• _THE EXERCISE_
Copy all lines of the listing that include the string "title".
-- begin MATERIALS PROVIDED --
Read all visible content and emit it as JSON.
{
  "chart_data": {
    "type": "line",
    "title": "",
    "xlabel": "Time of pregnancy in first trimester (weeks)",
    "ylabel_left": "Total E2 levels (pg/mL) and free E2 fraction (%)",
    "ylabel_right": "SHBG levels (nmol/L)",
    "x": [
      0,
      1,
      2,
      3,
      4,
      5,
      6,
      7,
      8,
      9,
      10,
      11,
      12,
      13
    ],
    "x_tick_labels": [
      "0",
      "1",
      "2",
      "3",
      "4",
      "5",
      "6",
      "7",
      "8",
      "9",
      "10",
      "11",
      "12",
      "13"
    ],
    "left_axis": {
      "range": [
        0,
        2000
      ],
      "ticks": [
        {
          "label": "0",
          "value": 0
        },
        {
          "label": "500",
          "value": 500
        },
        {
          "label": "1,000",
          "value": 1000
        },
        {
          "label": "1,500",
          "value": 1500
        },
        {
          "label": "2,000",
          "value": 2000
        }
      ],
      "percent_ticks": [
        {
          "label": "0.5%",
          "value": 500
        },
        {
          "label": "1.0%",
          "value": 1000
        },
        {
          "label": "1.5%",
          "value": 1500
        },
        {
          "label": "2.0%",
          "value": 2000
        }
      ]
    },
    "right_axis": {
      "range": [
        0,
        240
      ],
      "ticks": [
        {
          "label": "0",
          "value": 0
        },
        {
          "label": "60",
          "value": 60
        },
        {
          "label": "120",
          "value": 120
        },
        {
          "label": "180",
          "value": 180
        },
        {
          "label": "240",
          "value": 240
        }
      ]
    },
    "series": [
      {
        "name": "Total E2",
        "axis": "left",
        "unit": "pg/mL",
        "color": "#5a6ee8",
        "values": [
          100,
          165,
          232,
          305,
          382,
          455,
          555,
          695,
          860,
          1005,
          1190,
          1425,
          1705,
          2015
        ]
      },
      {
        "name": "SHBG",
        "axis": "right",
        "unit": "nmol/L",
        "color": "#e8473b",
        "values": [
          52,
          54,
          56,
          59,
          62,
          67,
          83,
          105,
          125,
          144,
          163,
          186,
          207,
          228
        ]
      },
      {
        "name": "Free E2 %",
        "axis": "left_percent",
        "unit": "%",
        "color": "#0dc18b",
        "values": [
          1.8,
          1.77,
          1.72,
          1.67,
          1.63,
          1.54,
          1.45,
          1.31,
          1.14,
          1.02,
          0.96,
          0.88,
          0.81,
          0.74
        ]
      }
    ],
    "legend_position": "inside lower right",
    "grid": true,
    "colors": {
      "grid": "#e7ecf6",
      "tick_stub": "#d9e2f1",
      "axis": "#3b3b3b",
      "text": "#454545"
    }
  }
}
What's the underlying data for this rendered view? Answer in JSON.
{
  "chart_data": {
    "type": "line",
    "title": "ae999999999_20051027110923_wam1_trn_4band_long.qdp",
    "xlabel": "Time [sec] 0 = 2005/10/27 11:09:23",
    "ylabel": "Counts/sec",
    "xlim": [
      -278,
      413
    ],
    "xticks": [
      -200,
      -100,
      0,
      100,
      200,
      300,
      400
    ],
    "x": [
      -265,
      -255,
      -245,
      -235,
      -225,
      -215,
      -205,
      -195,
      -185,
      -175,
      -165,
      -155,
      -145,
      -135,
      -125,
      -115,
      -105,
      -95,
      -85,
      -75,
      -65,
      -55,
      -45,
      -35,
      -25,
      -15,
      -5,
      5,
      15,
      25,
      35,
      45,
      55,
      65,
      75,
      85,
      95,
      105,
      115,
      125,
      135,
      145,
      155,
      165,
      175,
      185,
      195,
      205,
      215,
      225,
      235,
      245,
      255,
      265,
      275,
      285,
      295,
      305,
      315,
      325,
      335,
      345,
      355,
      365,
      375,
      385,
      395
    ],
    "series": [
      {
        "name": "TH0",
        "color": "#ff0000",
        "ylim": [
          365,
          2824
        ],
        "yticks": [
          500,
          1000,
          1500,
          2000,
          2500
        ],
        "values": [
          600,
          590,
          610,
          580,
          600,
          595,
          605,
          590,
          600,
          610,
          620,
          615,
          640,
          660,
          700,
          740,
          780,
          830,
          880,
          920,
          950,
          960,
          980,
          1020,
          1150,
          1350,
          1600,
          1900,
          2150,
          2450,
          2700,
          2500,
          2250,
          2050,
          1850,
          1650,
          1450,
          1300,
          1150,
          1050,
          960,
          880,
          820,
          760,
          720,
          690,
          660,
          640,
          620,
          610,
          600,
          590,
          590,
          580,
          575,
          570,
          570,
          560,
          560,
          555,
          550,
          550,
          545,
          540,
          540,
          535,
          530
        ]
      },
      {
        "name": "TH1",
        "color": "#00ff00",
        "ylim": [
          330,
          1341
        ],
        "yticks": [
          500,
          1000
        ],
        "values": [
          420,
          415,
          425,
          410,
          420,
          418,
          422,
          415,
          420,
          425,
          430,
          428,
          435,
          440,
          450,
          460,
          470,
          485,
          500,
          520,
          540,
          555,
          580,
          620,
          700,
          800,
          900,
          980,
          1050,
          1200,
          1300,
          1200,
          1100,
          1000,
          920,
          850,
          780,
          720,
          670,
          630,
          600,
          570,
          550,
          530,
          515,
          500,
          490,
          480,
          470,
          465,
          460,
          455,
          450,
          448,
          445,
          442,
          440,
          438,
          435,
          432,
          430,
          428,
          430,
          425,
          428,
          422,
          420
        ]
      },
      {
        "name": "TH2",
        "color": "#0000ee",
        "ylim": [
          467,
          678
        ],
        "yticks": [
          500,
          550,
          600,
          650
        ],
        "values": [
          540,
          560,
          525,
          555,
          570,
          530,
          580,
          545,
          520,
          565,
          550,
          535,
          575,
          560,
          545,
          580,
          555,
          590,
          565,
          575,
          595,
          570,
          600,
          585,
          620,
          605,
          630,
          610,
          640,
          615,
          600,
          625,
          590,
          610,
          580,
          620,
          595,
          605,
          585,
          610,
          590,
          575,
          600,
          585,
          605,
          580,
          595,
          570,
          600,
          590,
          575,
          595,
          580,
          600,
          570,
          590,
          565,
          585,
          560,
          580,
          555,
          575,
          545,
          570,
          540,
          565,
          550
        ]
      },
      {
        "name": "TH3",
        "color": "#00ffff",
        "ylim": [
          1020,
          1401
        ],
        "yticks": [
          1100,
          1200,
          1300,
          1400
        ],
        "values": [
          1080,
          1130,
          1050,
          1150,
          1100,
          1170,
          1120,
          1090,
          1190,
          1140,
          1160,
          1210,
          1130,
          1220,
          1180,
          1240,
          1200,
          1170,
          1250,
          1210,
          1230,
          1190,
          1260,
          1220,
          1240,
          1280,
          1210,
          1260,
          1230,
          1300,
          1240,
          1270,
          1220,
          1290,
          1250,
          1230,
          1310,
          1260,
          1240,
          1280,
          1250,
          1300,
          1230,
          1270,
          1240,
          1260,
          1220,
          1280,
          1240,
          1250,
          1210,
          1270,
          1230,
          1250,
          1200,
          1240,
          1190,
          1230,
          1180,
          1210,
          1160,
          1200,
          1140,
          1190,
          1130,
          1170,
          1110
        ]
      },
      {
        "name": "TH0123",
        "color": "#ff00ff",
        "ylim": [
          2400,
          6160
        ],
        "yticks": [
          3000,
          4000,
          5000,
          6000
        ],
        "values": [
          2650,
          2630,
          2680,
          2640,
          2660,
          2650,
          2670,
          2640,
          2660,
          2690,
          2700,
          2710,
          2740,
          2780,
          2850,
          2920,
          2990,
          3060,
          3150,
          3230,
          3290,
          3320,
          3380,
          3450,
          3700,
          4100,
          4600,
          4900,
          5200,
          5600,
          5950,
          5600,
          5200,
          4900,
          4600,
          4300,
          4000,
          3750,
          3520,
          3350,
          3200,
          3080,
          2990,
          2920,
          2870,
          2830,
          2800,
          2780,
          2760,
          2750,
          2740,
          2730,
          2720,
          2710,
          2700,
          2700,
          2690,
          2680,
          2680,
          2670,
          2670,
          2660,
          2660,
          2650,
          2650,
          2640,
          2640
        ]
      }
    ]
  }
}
-- end MATERIALS PROVIDED --
• _CORRECT RESPONSE_
    "title": "",
    "title": "ae999999999_20051027110923_wam1_trn_4band_long.qdp",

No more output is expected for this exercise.